The listing below is to be output in its exact form.

Records from a collection of figures:
:::
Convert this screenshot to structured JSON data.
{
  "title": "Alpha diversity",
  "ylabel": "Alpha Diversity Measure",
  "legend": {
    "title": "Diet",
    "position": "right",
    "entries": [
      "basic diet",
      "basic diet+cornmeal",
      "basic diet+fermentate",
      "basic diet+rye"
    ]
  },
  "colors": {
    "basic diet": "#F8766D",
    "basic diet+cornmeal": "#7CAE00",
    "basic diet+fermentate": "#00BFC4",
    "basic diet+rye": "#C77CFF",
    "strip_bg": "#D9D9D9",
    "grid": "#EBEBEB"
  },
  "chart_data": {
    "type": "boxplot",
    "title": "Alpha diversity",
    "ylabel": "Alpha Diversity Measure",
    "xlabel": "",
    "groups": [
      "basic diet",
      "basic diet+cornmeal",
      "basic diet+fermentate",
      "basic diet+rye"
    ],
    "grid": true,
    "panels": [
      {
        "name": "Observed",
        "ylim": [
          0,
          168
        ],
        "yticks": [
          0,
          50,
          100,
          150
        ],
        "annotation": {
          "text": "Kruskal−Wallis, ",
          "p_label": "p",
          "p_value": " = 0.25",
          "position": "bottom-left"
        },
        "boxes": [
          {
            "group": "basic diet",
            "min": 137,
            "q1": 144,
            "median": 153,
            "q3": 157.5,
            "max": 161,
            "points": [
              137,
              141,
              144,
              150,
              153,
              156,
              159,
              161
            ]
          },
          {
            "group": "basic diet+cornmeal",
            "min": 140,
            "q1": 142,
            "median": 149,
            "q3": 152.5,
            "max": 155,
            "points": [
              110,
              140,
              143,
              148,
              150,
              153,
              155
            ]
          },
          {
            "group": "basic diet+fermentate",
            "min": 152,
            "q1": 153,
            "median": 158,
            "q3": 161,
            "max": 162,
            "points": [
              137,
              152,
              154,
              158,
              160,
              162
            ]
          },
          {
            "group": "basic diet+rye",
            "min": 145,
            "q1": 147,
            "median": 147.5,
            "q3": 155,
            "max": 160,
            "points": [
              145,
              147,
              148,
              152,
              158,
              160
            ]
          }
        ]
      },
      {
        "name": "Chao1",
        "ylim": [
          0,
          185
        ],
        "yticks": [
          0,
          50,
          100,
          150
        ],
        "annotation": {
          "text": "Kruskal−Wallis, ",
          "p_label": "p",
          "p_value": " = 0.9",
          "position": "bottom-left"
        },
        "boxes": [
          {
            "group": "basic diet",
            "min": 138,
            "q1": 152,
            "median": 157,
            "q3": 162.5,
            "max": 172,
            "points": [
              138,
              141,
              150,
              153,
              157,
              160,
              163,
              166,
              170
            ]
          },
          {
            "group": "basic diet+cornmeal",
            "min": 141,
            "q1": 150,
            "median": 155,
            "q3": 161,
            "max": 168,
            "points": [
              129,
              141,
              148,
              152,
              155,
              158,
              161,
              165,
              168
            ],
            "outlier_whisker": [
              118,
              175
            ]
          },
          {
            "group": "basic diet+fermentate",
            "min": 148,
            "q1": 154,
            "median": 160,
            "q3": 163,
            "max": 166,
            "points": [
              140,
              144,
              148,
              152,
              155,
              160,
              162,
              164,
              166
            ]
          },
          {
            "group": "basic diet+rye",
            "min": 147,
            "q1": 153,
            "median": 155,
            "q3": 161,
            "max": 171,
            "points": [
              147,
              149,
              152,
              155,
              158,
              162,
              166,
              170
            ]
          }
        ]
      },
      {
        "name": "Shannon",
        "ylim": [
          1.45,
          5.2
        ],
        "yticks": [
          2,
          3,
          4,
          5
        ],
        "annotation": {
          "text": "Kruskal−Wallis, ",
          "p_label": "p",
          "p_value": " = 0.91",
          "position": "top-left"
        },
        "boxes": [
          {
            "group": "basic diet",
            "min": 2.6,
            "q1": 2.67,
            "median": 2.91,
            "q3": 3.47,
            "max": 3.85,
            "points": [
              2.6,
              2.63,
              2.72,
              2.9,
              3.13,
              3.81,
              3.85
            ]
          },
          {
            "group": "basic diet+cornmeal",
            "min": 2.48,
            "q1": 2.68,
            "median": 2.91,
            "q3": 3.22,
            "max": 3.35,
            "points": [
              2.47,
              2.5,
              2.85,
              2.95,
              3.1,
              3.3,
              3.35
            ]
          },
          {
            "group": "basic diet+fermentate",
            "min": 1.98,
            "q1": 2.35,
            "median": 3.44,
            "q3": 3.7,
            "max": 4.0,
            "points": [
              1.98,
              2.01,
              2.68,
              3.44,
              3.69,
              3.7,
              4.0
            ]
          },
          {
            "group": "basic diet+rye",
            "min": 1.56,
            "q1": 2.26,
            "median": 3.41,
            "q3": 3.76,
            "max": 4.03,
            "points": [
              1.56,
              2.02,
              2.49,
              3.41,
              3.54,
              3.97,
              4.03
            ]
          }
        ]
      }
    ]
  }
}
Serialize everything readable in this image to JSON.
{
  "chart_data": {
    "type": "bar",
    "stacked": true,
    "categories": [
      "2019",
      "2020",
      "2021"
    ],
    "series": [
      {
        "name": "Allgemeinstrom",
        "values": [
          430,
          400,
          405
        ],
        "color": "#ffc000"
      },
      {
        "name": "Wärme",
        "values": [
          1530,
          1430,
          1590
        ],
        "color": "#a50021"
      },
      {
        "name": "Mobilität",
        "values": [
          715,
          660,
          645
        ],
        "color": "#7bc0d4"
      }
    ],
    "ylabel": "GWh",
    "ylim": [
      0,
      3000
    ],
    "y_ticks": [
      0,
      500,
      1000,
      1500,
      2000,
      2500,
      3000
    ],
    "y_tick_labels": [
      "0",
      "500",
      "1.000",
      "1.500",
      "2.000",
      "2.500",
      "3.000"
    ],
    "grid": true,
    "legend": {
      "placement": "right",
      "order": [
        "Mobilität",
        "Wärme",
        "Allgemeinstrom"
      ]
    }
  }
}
:::
[Finished task]
Convert this screenshot to structured JSON data.
{
  "title": "Alpha diversity",
  "ylabel": "Alpha Diversity Measure",
  "legend": {
    "title": "Diet",
    "position": "right",
    "entries": [
      "basic diet",
      "basic diet+cornmeal",
      "basic diet+fermentate",
      "basic diet+rye"
    ]
  },
  "colors": {
    "basic diet": "#F8766D",
    "basic diet+cornmeal": "#7CAE00",
    "basic diet+fermentate": "#00BFC4",
    "basic diet+rye": "#C77CFF",
    "strip_bg": "#D9D9D9",
    "grid": "#EBEBEB"
  },
  "chart_data": {
    "type": "boxplot",
    "title": "Alpha diversity",
    "ylabel": "Alpha Diversity Measure",
    "xlabel": "",
    "groups": [
      "basic diet",
      "basic diet+cornmeal",
      "basic diet+fermentate",
      "basic diet+rye"
    ],
    "grid": true,
    "panels": [
      {
        "name": "Observed",
        "ylim": [
          0,
          168
        ],
        "yticks": [
          0,
          50,
          100,
          150
        ],
        "annotation": {
          "text": "Kruskal−Wallis, ",
          "p_label": "p",
          "p_value": " = 0.25",
          "position": "bottom-left"
        },
        "boxes": [
          {
            "group": "basic diet",
            "min": 137,
            "q1": 144,
            "median": 153,
            "q3": 157.5,
            "max": 161,
            "points": [
              137,
              141,
              144,
              150,
              153,
              156,
              159,
              161
            ]
          },
          {
            "group": "basic diet+cornmeal",
            "min": 140,
            "q1": 142,
            "median": 149,
            "q3": 152.5,
            "max": 155,
            "points": [
              110,
              140,
              143,
              148,
              150,
              153,
              155
            ]
          },
          {
            "group": "basic diet+fermentate",
            "min": 152,
            "q1": 153,
            "median": 158,
            "q3": 161,
            "max": 162,
            "points": [
              137,
              152,
              154,
              158,
              160,
              162
            ]
          },
          {
            "group": "basic diet+rye",
            "min": 145,
            "q1": 147,
            "median": 147.5,
            "q3": 155,
            "max": 160,
            "points": [
              145,
              147,
              148,
              152,
              158,
              160
            ]
          }
        ]
      },
      {
        "name": "Chao1",
        "ylim": [
          0,
          185
        ],
        "yticks": [
          0,
          50,
          100,
          150
        ],
        "annotation": {
          "text": "Kruskal−Wallis, ",
          "p_label": "p",
          "p_value": " = 0.9",
          "position": "bottom-left"
        },
        "boxes": [
          {
            "group": "basic diet",
            "min": 138,
            "q1": 152,
            "median": 157,
            "q3": 162.5,
            "max": 172,
            "points": [
              138,
              141,
              150,
              153,
              157,
              160,
              163,
              166,
              170
            ]
          },
          {
            "group": "basic diet+cornmeal",
            "min": 141,
            "q1": 150,
            "median": 155,
            "q3": 161,
            "max": 168,
            "points": [
              129,
              141,
              148,
              152,
              155,
              158,
              161,
              165,
              168
            ],
            "outlier_whisker": [
              118,
              175
            ]
          },
          {
            "group": "basic diet+fermentate",
            "min": 148,
            "q1": 154,
            "median": 160,
            "q3": 163,
            "max": 166,
            "points": [
              140,
              144,
              148,
              152,
              155,
              160,
              162,
              164,
              166
            ]
          },
          {
            "group": "basic diet+rye",
            "min": 147,
            "q1": 153,
            "median": 155,
            "q3": 161,
            "max": 171,
            "points": [
              147,
              149,
              152,
              155,
              158,
              162,
              166,
              170
            ]
          }
        ]
      },
      {
        "name": "Shannon",
        "ylim": [
          1.45,
          5.2
        ],
        "yticks": [
          2,
          3,
          4,
          5
        ],
        "annotation": {
          "text": "Kruskal−Wallis, ",
          "p_label": "p",
          "p_value": " = 0.91",
          "position": "top-left"
        },
        "boxes": [
          {
            "group": "basic diet",
            "min": 2.6,
            "q1": 2.67,
            "median": 2.91,
            "q3": 3.47,
            "max": 3.85,
            "points": [
              2.6,
              2.63,
              2.72,
              2.9,
              3.13,
              3.81,
              3.85
            ]
          },
          {
            "group": "basic diet+cornmeal",
            "min": 2.48,
            "q1": 2.68,
            "median": 2.91,
            "q3": 3.22,
            "max": 3.35,
            "points": [
              2.47,
              2.5,
              2.85,
              2.95,
              3.1,
              3.3,
              3.35
            ]
          },
          {
            "group": "basic diet+fermentate",
            "min": 1.98,
            "q1": 2.35,
            "median": 3.44,
            "q3": 3.7,
            "max": 4.0,
            "points": [
              1.98,
              2.01,
              2.68,
              3.44,
              3.69,
              3.7,
              4.0
            ]
          },
          {
            "group": "basic diet+rye",
            "min": 1.56,
            "q1": 2.26,
            "median": 3.41,
            "q3": 3.76,
            "max": 4.03,
            "points": [
              1.56,
              2.02,
              2.49,
              3.41,
              3.54,
              3.97,
              4.03
            ]
          }
        ]
      }
    ]
  }
}
Serialize everything readable in this image to JSON.
{
  "chart_data": {
    "type": "bar",
    "stacked": true,
    "categories": [
      "2019",
      "2020",
      "2021"
    ],
    "series": [
      {
        "name": "Allgemeinstrom",
        "values": [
          430,
          400,
          405
        ],
        "color": "#ffc000"
      },
      {
        "name": "Wärme",
        "values": [
          1530,
          1430,
          1590
        ],
        "color": "#a50021"
      },
      {
        "name": "Mobilität",
        "values": [
          715,
          660,
          645
        ],
        "color": "#7bc0d4"
      }
    ],
    "ylabel": "GWh",
    "ylim": [
      0,
      3000
    ],
    "y_ticks": [
      0,
      500,
      1000,
      1500,
      2000,
      2500,
      3000
    ],
    "y_tick_labels": [
      "0",
      "500",
      "1.000",
      "1.500",
      "2.000",
      "2.500",
      "3.000"
    ],
    "grid": true,
    "legend": {
      "placement": "right",
      "order": [
        "Mobilität",
        "Wärme",
        "Allgemeinstrom"
      ]
    }
  }
}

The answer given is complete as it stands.